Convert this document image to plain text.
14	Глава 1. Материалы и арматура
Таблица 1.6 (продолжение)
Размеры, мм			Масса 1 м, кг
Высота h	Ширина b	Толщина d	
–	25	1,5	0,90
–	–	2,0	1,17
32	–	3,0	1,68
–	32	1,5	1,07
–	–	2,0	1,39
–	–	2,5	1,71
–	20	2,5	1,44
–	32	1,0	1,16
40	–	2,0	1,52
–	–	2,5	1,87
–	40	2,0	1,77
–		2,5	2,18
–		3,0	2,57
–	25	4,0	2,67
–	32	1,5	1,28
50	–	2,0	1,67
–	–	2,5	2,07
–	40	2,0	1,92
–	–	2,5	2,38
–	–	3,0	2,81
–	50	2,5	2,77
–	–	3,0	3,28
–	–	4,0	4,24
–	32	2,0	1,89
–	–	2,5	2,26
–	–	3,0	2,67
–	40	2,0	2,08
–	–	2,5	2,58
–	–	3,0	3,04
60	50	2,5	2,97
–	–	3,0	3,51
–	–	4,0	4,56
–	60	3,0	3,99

[To do] Write an exact transcription of every entry above.

[Task output]
Convert this document image to plain text.
14	Глава 1. Материалы и арматура
Таблица 1.6 (продолжение)
Размеры, мм			Масса 1 м, кг
Высота h	Ширина b	Толщина d	
–	25	1,5	0,90
–	–	2,0	1,17
32	–	3,0	1,68
–	32	1,5	1,07
–	–	2,0	1,39
–	–	2,5	1,71
–	20	2,5	1,44
–	32	1,0	1,16
40	–	2,0	1,52
–	–	2,5	1,87
–	40	2,0	1,77
–		2,5	2,18
–		3,0	2,57
–	25	4,0	2,67
–	32	1,5	1,28
50	–	2,0	1,67
–	–	2,5	2,07
–	40	2,0	1,92
–	–	2,5	2,38
–	–	3,0	2,81
–	50	2,5	2,77
–	–	3,0	3,28
–	–	4,0	4,24
–	32	2,0	1,89
–	–	2,5	2,26
–	–	3,0	2,67
–	40	2,0	2,08
–	–	2,5	2,58
–	–	3,0	3,04
60	50	2,5	2,97
–	–	3,0	3,51
–	–	4,0	4,56
–	60	3,0	3,99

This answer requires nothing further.